### Given problem
Below is some material; transcribe all of it exactly.
—————
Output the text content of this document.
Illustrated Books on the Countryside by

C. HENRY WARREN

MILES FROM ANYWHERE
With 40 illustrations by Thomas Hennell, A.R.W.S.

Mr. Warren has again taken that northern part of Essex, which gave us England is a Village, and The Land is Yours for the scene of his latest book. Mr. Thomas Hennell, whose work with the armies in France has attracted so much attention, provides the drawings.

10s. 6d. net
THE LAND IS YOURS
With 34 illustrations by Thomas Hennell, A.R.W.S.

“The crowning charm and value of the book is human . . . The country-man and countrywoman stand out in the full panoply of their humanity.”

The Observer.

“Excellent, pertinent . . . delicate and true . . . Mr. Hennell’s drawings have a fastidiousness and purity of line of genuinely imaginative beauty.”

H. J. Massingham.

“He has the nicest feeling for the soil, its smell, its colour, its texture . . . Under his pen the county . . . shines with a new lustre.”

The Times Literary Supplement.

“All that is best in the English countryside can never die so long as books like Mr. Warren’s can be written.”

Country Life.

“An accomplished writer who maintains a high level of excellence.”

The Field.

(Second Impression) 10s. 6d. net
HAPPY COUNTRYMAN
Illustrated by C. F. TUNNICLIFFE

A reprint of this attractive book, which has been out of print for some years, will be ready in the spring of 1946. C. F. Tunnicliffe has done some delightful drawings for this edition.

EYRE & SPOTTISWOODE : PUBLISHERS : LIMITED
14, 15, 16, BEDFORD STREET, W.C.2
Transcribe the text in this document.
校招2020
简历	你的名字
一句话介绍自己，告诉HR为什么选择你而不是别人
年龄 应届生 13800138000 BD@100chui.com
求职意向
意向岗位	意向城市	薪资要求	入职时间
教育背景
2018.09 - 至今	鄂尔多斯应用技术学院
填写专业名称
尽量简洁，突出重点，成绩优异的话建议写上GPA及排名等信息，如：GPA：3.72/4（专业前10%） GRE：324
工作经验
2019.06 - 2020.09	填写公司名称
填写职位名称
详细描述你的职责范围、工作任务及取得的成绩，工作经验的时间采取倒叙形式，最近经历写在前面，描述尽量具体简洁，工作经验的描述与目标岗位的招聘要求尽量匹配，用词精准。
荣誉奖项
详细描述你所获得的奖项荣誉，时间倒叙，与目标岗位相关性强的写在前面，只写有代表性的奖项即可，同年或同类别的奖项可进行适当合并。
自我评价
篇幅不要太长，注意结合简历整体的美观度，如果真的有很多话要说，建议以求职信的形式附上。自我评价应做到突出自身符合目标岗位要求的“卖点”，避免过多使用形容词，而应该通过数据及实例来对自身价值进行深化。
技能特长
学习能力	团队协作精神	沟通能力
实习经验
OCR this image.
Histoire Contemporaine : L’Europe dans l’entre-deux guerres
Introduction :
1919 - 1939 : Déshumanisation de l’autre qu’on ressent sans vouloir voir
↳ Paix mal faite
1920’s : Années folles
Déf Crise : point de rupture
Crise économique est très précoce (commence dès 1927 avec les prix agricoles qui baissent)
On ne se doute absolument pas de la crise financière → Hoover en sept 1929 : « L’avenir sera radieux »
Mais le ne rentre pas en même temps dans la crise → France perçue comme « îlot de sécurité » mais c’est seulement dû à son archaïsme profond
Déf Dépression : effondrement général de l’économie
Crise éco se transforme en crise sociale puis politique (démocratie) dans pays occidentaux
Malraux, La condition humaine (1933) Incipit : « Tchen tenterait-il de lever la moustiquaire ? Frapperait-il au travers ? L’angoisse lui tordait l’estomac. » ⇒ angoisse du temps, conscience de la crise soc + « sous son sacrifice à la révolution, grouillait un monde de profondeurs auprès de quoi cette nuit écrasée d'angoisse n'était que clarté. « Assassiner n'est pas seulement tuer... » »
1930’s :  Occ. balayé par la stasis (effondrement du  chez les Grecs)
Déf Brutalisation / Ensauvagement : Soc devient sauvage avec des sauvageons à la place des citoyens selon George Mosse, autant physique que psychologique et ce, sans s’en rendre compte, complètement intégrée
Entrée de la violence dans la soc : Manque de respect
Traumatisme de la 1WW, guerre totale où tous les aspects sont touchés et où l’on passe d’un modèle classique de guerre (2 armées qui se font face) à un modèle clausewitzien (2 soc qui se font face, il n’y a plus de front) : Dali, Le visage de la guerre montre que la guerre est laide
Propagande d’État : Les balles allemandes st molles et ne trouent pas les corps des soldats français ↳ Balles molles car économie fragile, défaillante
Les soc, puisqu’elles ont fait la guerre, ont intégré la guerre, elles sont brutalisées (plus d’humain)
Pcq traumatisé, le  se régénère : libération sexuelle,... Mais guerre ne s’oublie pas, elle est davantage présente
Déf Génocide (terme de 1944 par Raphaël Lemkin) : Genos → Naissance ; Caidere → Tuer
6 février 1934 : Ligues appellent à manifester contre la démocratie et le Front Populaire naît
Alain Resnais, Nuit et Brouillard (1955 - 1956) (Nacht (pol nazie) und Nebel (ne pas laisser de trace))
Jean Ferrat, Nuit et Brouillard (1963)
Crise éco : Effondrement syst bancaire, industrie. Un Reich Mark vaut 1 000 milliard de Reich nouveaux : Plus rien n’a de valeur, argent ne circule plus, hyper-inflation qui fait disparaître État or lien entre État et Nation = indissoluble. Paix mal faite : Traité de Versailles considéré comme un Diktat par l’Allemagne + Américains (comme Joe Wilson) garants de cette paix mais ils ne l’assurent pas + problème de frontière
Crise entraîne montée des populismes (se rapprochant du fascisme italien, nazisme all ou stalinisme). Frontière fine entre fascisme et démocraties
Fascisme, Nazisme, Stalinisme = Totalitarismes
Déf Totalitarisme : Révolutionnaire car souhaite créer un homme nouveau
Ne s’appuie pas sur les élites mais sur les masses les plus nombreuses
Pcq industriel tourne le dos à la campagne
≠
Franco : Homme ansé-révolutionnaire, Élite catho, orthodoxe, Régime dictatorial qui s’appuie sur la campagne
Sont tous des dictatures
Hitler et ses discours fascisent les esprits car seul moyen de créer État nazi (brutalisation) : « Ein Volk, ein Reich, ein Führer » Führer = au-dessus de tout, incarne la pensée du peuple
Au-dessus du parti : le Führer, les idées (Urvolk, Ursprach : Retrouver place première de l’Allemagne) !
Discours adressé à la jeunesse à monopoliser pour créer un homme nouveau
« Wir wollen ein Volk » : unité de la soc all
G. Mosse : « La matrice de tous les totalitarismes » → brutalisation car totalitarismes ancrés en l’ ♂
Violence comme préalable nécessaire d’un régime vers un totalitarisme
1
—————
### Response
Output the text content of this document.
Illustrated Books on the Countryside by

C. HENRY WARREN

MILES FROM ANYWHERE
With 40 illustrations by Thomas Hennell, A.R.W.S.

Mr. Warren has again taken that northern part of Essex, which gave us England is a Village, and The Land is Yours for the scene of his latest book. Mr. Thomas Hennell, whose work with the armies in France has attracted so much attention, provides the drawings.

10s. 6d. net
THE LAND IS YOURS
With 34 illustrations by Thomas Hennell, A.R.W.S.

“The crowning charm and value of the book is human . . . The country-man and countrywoman stand out in the full panoply of their humanity.”

The Observer.

“Excellent, pertinent . . . delicate and true . . . Mr. Hennell’s drawings have a fastidiousness and purity of line of genuinely imaginative beauty.”

H. J. Massingham.

“He has the nicest feeling for the soil, its smell, its colour, its texture . . . Under his pen the county . . . shines with a new lustre.”

The Times Literary Supplement.

“All that is best in the English countryside can never die so long as books like Mr. Warren’s can be written.”

Country Life.

“An accomplished writer who maintains a high level of excellence.”

The Field.

(Second Impression) 10s. 6d. net
HAPPY COUNTRYMAN
Illustrated by C. F. TUNNICLIFFE

A reprint of this attractive book, which has been out of print for some years, will be ready in the spring of 1946. C. F. Tunnicliffe has done some delightful drawings for this edition.

EYRE & SPOTTISWOODE : PUBLISHERS : LIMITED
14, 15, 16, BEDFORD STREET, W.C.2
Transcribe the text in this document.
校招2020
简历	你的名字
一句话介绍自己，告诉HR为什么选择你而不是别人
年龄 应届生 13800138000 BD@100chui.com
求职意向
意向岗位	意向城市	薪资要求	入职时间
教育背景
2018.09 - 至今	鄂尔多斯应用技术学院
填写专业名称
尽量简洁，突出重点，成绩优异的话建议写上GPA及排名等信息，如：GPA：3.72/4（专业前10%） GRE：324
工作经验
2019.06 - 2020.09	填写公司名称
填写职位名称
详细描述你的职责范围、工作任务及取得的成绩，工作经验的时间采取倒叙形式，最近经历写在前面，描述尽量具体简洁，工作经验的描述与目标岗位的招聘要求尽量匹配，用词精准。
荣誉奖项
详细描述你所获得的奖项荣誉，时间倒叙，与目标岗位相关性强的写在前面，只写有代表性的奖项即可，同年或同类别的奖项可进行适当合并。
自我评价
篇幅不要太长，注意结合简历整体的美观度，如果真的有很多话要说，建议以求职信的形式附上。自我评价应做到突出自身符合目标岗位要求的“卖点”，避免过多使用形容词，而应该通过数据及实例来对自身价值进行深化。
技能特长
学习能力	团队协作精神	沟通能力
实习经验
OCR this image.
Histoire Contemporaine : L’Europe dans l’entre-deux guerres
Introduction :
1919 - 1939 : Déshumanisation de l’autre qu’on ressent sans vouloir voir
↳ Paix mal faite
1920’s : Années folles
Déf Crise : point de rupture
Crise économique est très précoce (commence dès 1927 avec les prix agricoles qui baissent)
On ne se doute absolument pas de la crise financière → Hoover en sept 1929 : « L’avenir sera radieux »
Mais le ne rentre pas en même temps dans la crise → France perçue comme « îlot de sécurité » mais c’est seulement dû à son archaïsme profond
Déf Dépression : effondrement général de l’économie
Crise éco se transforme en crise sociale puis politique (démocratie) dans pays occidentaux
Malraux, La condition humaine (1933) Incipit : « Tchen tenterait-il de lever la moustiquaire ? Frapperait-il au travers ? L’angoisse lui tordait l’estomac. » ⇒ angoisse du temps, conscience de la crise soc + « sous son sacrifice à la révolution, grouillait un monde de profondeurs auprès de quoi cette nuit écrasée d'angoisse n'était que clarté. « Assassiner n'est pas seulement tuer... » »
1930’s :  Occ. balayé par la stasis (effondrement du  chez les Grecs)
Déf Brutalisation / Ensauvagement : Soc devient sauvage avec des sauvageons à la place des citoyens selon George Mosse, autant physique que psychologique et ce, sans s’en rendre compte, complètement intégrée
Entrée de la violence dans la soc : Manque de respect
Traumatisme de la 1WW, guerre totale où tous les aspects sont touchés et où l’on passe d’un modèle classique de guerre (2 armées qui se font face) à un modèle clausewitzien (2 soc qui se font face, il n’y a plus de front) : Dali, Le visage de la guerre montre que la guerre est laide
Propagande d’État : Les balles allemandes st molles et ne trouent pas les corps des soldats français ↳ Balles molles car économie fragile, défaillante
Les soc, puisqu’elles ont fait la guerre, ont intégré la guerre, elles sont brutalisées (plus d’humain)
Pcq traumatisé, le  se régénère : libération sexuelle,... Mais guerre ne s’oublie pas, elle est davantage présente
Déf Génocide (terme de 1944 par Raphaël Lemkin) : Genos → Naissance ; Caidere → Tuer
6 février 1934 : Ligues appellent à manifester contre la démocratie et le Front Populaire naît
Alain Resnais, Nuit et Brouillard (1955 - 1956) (Nacht (pol nazie) und Nebel (ne pas laisser de trace))
Jean Ferrat, Nuit et Brouillard (1963)
Crise éco : Effondrement syst bancaire, industrie. Un Reich Mark vaut 1 000 milliard de Reich nouveaux : Plus rien n’a de valeur, argent ne circule plus, hyper-inflation qui fait disparaître État or lien entre État et Nation = indissoluble. Paix mal faite : Traité de Versailles considéré comme un Diktat par l’Allemagne + Américains (comme Joe Wilson) garants de cette paix mais ils ne l’assurent pas + problème de frontière
Crise entraîne montée des populismes (se rapprochant du fascisme italien, nazisme all ou stalinisme). Frontière fine entre fascisme et démocraties
Fascisme, Nazisme, Stalinisme = Totalitarismes
Déf Totalitarisme : Révolutionnaire car souhaite créer un homme nouveau
Ne s’appuie pas sur les élites mais sur les masses les plus nombreuses
Pcq industriel tourne le dos à la campagne
≠
Franco : Homme ansé-révolutionnaire, Élite catho, orthodoxe, Régime dictatorial qui s’appuie sur la campagne
Sont tous des dictatures
Hitler et ses discours fascisent les esprits car seul moyen de créer État nazi (brutalisation) : « Ein Volk, ein Reich, ein Führer » Führer = au-dessus de tout, incarne la pensée du peuple
Au-dessus du parti : le Führer, les idées (Urvolk, Ursprach : Retrouver place première de l’Allemagne) !
Discours adressé à la jeunesse à monopoliser pour créer un homme nouveau
« Wir wollen ein Volk » : unité de la soc all
G. Mosse : « La matrice de tous les totalitarismes » → brutalisation car totalitarismes ancrés en l’ ♂
Violence comme préalable nécessaire d’un régime vers un totalitarisme
1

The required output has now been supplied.